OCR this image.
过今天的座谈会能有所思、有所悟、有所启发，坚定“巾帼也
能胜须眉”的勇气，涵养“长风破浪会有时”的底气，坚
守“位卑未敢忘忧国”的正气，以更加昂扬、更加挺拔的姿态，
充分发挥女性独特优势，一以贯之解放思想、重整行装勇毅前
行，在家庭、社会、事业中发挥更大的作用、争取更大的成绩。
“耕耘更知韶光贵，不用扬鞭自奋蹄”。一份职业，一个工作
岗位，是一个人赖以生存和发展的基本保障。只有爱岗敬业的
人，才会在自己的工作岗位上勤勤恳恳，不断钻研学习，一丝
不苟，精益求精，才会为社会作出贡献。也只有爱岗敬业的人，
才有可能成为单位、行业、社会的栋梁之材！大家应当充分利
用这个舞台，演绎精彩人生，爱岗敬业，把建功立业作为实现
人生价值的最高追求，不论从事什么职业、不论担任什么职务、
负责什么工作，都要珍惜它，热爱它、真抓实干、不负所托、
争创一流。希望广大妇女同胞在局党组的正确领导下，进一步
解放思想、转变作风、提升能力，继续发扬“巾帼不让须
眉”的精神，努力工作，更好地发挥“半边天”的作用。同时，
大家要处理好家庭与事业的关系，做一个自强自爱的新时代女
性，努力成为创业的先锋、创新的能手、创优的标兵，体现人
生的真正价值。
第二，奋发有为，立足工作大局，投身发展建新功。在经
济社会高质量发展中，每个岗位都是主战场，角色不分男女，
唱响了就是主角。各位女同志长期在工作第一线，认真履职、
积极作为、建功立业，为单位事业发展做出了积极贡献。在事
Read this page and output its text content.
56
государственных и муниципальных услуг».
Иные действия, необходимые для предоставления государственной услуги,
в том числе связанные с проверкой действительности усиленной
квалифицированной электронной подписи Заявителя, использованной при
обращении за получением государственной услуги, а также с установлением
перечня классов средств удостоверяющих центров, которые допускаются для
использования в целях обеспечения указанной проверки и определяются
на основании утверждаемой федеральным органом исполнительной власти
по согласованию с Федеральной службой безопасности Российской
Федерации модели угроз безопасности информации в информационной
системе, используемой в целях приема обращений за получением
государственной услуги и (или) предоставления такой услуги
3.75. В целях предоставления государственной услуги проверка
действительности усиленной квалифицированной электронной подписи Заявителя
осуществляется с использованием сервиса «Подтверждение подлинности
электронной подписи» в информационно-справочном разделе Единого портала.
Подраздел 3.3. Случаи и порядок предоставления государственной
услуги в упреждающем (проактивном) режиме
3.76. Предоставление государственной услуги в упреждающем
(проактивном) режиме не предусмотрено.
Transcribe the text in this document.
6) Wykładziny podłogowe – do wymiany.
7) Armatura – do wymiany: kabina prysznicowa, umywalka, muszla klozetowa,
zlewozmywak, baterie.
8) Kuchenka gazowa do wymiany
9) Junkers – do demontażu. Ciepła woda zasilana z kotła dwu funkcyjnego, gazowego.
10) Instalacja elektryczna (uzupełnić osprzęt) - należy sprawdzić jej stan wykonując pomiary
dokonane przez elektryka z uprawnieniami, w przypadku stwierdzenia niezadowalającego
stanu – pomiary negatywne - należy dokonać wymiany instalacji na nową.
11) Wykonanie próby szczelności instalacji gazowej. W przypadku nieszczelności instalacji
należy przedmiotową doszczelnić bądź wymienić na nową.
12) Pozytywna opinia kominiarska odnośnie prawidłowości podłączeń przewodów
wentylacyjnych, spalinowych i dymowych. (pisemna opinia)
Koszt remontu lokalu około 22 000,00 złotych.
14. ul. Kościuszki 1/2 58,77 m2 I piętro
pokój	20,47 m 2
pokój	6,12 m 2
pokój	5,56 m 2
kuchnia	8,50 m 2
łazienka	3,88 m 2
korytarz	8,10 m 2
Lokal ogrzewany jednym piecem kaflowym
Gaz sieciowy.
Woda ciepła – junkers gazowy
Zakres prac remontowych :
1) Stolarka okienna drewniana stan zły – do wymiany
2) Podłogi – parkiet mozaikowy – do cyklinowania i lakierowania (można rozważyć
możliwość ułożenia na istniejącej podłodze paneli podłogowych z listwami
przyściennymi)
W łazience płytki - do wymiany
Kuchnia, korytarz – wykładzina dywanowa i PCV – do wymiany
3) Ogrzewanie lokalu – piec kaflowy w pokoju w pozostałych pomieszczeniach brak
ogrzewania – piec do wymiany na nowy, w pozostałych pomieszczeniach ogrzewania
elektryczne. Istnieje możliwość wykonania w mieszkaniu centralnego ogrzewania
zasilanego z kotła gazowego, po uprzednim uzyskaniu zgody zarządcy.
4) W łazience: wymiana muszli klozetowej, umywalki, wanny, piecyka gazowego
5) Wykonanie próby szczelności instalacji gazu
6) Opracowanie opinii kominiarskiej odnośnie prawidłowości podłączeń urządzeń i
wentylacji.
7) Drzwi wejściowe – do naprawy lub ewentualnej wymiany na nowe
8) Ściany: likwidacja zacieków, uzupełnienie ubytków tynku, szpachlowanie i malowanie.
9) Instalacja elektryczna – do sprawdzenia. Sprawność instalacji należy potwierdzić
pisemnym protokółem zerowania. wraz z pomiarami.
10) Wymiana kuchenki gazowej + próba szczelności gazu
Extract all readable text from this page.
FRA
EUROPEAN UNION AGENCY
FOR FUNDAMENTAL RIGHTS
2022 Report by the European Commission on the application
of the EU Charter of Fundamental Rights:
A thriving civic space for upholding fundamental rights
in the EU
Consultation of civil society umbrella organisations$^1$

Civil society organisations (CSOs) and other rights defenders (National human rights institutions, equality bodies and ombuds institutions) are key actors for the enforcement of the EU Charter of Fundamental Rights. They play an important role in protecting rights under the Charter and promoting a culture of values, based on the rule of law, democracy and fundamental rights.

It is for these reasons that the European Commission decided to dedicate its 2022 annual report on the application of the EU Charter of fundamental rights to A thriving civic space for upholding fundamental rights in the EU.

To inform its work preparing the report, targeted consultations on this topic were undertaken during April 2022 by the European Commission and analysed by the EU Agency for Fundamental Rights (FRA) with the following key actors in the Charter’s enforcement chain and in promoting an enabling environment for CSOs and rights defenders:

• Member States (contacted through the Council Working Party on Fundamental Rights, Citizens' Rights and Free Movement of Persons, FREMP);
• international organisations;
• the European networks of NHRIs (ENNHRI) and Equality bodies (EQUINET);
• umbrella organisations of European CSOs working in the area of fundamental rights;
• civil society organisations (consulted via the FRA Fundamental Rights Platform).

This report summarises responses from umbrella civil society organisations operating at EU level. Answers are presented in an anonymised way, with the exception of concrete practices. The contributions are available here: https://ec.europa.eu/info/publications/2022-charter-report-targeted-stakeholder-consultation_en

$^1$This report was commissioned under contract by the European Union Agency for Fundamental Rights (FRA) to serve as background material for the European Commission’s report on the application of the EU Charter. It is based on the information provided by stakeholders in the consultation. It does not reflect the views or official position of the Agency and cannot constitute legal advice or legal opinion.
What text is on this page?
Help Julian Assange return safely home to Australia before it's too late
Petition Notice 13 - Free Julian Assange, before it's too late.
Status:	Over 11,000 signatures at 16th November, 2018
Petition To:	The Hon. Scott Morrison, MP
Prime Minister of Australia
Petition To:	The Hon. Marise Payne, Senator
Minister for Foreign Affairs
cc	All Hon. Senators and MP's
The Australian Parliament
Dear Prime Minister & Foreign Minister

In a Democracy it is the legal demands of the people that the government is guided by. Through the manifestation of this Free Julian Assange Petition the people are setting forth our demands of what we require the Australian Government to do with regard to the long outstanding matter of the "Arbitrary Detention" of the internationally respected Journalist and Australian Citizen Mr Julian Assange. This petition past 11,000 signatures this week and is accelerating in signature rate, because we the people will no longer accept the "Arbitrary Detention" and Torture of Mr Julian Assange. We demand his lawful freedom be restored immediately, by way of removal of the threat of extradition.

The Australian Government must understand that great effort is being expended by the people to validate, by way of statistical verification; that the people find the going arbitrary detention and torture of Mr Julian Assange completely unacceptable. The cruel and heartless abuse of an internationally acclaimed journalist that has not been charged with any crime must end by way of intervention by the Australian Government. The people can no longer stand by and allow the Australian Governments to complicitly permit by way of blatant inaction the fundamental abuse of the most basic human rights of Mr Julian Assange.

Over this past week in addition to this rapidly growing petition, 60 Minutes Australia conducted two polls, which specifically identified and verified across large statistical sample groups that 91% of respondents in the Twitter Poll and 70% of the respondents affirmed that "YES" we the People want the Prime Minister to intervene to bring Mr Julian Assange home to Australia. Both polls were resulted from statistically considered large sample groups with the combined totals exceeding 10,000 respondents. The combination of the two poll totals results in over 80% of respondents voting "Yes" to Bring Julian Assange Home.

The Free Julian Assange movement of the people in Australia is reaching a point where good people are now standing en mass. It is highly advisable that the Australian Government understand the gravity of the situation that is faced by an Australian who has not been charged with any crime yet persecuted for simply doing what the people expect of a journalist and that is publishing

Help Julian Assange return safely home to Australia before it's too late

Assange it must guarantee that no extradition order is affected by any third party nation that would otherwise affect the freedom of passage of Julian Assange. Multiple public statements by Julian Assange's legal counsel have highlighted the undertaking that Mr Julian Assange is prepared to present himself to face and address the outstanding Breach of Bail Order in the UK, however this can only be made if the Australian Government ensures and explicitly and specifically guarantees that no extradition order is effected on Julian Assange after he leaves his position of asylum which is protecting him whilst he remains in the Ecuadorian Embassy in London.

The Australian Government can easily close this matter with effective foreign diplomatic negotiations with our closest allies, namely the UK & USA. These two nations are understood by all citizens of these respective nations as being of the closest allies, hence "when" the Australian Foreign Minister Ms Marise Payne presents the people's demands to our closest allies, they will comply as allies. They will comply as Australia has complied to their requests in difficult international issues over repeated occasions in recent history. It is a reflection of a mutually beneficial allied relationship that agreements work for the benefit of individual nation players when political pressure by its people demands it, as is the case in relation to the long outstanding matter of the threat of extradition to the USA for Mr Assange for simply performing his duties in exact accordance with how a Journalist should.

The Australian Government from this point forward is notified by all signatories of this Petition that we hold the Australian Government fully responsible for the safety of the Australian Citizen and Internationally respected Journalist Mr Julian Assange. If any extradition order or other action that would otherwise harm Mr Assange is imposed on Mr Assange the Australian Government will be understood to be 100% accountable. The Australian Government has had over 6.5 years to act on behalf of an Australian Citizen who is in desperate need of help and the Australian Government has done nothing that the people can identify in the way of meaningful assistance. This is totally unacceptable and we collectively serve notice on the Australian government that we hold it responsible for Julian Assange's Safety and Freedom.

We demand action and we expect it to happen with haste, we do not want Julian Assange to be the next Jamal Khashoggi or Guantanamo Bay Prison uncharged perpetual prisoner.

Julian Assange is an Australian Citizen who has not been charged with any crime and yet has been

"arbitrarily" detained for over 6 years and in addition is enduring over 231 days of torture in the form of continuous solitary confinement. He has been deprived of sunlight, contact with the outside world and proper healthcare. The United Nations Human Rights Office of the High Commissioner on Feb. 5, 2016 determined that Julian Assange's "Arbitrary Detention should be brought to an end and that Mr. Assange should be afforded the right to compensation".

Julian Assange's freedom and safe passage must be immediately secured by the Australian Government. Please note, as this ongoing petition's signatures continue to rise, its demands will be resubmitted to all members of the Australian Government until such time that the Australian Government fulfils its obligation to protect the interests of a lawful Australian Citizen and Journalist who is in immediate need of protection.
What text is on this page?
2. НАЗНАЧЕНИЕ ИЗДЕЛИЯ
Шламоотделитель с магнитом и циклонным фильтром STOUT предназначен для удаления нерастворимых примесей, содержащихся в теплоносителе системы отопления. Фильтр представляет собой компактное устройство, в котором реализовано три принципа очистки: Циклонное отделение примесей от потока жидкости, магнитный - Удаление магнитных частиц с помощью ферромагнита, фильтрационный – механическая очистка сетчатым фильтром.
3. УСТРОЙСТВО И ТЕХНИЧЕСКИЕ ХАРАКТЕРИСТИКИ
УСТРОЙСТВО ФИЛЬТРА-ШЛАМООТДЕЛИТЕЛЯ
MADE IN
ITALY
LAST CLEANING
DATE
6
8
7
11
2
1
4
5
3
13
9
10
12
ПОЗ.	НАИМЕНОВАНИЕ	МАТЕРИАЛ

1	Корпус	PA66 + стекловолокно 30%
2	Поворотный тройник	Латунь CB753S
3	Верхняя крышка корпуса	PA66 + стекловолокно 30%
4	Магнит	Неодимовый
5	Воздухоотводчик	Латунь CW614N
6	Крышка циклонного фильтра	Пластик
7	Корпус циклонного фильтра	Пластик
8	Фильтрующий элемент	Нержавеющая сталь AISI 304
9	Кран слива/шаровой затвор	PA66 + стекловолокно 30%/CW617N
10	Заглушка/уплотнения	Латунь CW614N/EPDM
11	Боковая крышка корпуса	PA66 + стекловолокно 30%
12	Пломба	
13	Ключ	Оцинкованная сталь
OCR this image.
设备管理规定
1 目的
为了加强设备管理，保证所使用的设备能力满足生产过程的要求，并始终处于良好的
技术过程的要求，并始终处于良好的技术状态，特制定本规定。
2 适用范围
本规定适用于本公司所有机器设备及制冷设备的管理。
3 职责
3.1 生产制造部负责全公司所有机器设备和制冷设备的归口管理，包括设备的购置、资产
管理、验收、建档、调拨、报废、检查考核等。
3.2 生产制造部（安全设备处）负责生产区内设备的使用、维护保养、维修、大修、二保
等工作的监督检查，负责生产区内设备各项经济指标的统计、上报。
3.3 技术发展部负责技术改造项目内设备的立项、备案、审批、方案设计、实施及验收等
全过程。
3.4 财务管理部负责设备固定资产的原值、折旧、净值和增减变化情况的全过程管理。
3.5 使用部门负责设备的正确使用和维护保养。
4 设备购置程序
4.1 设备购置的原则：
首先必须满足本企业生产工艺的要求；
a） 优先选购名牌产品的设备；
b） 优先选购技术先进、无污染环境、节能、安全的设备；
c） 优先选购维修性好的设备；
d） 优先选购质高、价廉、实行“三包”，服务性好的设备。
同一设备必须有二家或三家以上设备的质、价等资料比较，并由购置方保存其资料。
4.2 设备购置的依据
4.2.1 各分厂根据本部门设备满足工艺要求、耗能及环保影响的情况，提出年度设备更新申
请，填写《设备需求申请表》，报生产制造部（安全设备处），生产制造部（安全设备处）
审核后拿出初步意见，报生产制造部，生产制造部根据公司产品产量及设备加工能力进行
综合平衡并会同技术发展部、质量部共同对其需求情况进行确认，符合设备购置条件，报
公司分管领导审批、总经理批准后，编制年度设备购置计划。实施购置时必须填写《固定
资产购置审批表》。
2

**SET EXERCISE**.
Select all lines in the listing above where the word "квалифицированной" appears, and show them.

**IN RESPONSE**.
квалифицированной электронной подписи Заявителя, использованной при
действительности усиленной квалифицированной электронной подписи Заявителя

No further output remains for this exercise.